▶ [Written task] Give only one thing: the number of lines that include the word "June".

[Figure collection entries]

____________________

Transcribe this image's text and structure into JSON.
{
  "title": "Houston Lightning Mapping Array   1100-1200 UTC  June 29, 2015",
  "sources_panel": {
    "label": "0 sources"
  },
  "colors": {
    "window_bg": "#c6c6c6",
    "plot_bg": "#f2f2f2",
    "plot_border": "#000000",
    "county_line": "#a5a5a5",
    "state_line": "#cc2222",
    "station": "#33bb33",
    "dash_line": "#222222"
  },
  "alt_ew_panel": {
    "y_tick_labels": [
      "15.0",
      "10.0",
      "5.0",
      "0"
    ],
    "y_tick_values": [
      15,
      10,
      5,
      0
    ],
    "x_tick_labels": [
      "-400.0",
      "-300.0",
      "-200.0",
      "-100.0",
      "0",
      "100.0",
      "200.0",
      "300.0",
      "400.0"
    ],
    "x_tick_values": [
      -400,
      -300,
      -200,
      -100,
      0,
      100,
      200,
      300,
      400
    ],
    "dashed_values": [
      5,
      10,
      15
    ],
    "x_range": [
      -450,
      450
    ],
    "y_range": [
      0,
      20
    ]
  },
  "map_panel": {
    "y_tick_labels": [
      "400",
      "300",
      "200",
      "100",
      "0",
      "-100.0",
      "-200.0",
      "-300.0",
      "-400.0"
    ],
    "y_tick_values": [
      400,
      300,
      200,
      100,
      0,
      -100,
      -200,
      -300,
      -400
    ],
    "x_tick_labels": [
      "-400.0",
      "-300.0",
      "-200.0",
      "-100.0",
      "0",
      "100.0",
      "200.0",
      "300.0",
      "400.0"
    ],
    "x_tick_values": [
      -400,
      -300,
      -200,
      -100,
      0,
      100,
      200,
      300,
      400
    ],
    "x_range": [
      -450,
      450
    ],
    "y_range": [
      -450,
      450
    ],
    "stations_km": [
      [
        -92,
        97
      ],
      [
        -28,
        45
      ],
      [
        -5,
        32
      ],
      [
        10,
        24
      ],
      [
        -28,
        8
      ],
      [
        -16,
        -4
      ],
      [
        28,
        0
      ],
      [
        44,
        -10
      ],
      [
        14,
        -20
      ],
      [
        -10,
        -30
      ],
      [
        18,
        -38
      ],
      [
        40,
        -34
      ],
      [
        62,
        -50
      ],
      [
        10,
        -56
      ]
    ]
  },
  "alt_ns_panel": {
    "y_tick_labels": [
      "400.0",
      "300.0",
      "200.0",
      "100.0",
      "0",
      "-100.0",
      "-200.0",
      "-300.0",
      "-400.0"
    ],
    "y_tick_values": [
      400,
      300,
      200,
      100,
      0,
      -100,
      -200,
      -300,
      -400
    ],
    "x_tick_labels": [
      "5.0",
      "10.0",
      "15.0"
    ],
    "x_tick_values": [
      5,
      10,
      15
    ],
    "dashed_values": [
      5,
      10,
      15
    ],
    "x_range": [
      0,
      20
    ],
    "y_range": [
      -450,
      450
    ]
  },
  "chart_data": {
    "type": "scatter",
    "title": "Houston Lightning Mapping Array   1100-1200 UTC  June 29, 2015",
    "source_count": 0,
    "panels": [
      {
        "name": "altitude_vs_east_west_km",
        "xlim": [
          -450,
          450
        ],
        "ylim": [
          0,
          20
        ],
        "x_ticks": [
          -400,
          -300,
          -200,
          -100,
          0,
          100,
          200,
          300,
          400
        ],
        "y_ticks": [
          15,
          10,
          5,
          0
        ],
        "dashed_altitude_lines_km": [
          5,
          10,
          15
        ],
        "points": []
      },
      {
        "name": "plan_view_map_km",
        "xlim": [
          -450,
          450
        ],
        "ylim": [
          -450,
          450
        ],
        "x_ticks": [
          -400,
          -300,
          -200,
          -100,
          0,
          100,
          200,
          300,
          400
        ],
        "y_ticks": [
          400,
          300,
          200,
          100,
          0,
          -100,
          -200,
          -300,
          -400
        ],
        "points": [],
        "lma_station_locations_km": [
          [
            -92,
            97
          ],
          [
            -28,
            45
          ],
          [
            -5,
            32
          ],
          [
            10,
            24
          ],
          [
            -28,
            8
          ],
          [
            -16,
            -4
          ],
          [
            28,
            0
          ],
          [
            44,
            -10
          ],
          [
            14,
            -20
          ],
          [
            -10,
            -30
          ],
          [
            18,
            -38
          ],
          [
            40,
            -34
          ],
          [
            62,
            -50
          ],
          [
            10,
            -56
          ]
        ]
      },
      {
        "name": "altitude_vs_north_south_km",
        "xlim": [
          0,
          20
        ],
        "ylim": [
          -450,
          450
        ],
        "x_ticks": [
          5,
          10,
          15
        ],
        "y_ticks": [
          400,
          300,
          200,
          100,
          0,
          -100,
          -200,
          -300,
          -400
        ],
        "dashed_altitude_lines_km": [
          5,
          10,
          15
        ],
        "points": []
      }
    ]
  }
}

____________________

▶ [Exercise solution] 2